Set down the data below without change, skipping the pictures it holds.
-- Data rows start --
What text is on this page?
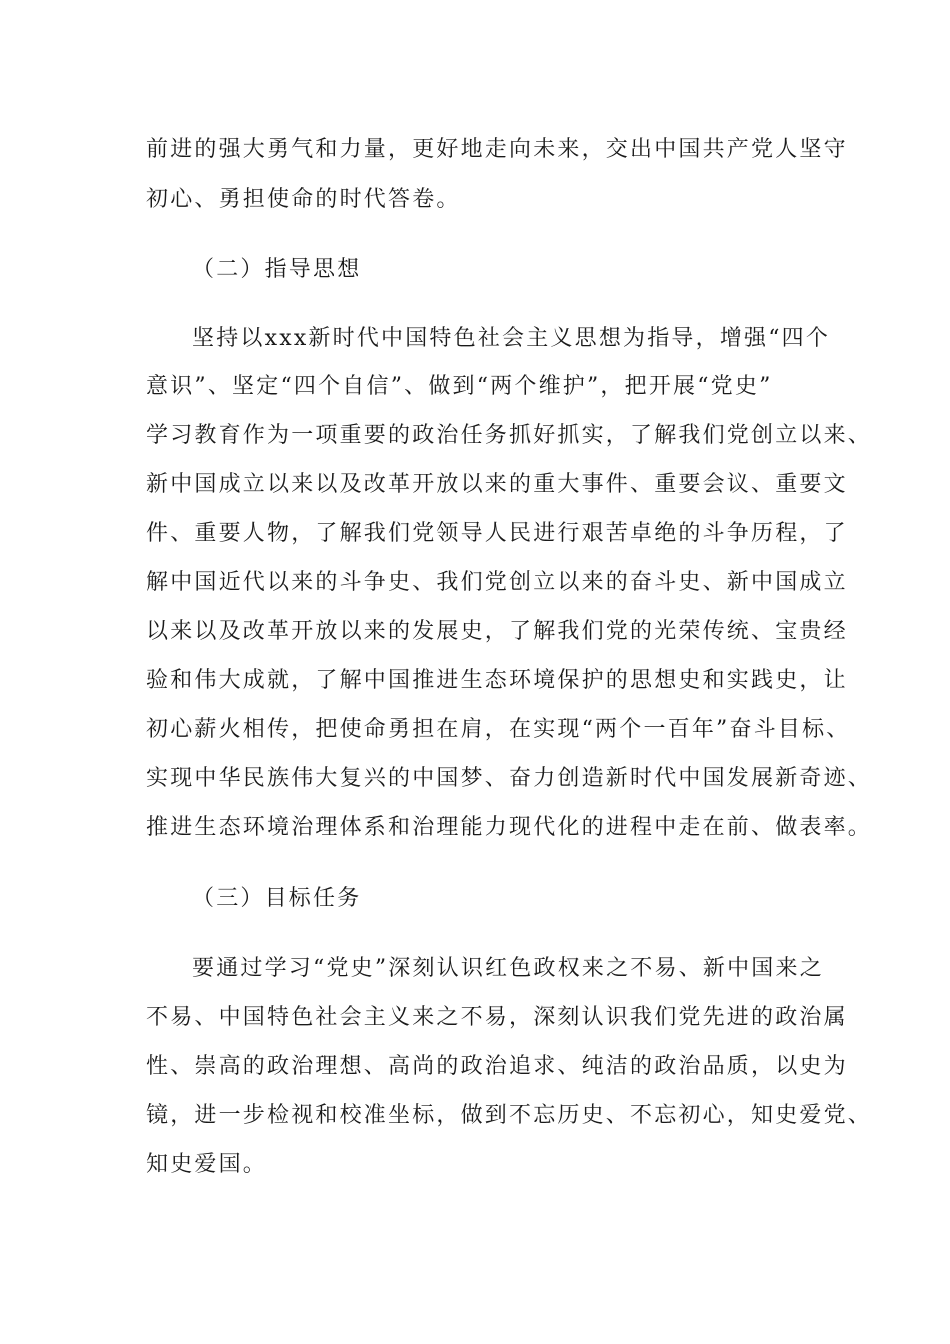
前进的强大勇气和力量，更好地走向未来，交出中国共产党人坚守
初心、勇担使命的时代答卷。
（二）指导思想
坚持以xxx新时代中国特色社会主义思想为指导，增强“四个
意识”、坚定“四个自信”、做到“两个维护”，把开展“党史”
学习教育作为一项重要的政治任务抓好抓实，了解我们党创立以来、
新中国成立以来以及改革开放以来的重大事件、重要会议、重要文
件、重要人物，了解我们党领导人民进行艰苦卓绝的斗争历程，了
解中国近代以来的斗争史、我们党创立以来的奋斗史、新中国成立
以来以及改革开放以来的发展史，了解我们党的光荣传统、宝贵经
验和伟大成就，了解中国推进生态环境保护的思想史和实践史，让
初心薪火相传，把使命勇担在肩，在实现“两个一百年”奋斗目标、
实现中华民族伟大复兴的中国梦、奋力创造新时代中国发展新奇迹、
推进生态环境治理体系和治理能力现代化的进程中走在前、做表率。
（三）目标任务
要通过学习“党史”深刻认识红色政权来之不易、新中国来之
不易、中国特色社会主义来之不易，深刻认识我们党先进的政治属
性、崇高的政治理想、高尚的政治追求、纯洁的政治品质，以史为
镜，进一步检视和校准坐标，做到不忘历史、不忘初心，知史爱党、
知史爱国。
-- Data rows end --
Worked answer
What text is on this page?
前进的强大勇气和力量，更好地走向未来，交出中国共产党人坚守
初心、勇担使命的时代答卷。
（二）指导思想
坚持以xxx新时代中国特色社会主义思想为指导，增强“四个
意识”、坚定“四个自信”、做到“两个维护”，把开展“党史”
学习教育作为一项重要的政治任务抓好抓实，了解我们党创立以来、
新中国成立以来以及改革开放以来的重大事件、重要会议、重要文
件、重要人物，了解我们党领导人民进行艰苦卓绝的斗争历程，了
解中国近代以来的斗争史、我们党创立以来的奋斗史、新中国成立
以来以及改革开放以来的发展史，了解我们党的光荣传统、宝贵经
验和伟大成就，了解中国推进生态环境保护的思想史和实践史，让
初心薪火相传，把使命勇担在肩，在实现“两个一百年”奋斗目标、
实现中华民族伟大复兴的中国梦、奋力创造新时代中国发展新奇迹、
推进生态环境治理体系和治理能力现代化的进程中走在前、做表率。
（三）目标任务
要通过学习“党史”深刻认识红色政权来之不易、新中国来之
不易、中国特色社会主义来之不易，深刻认识我们党先进的政治属
性、崇高的政治理想、高尚的政治追求、纯洁的政治品质，以史为
镜，进一步检视和校准坐标，做到不忘历史、不忘初心，知史爱党、
知史爱国。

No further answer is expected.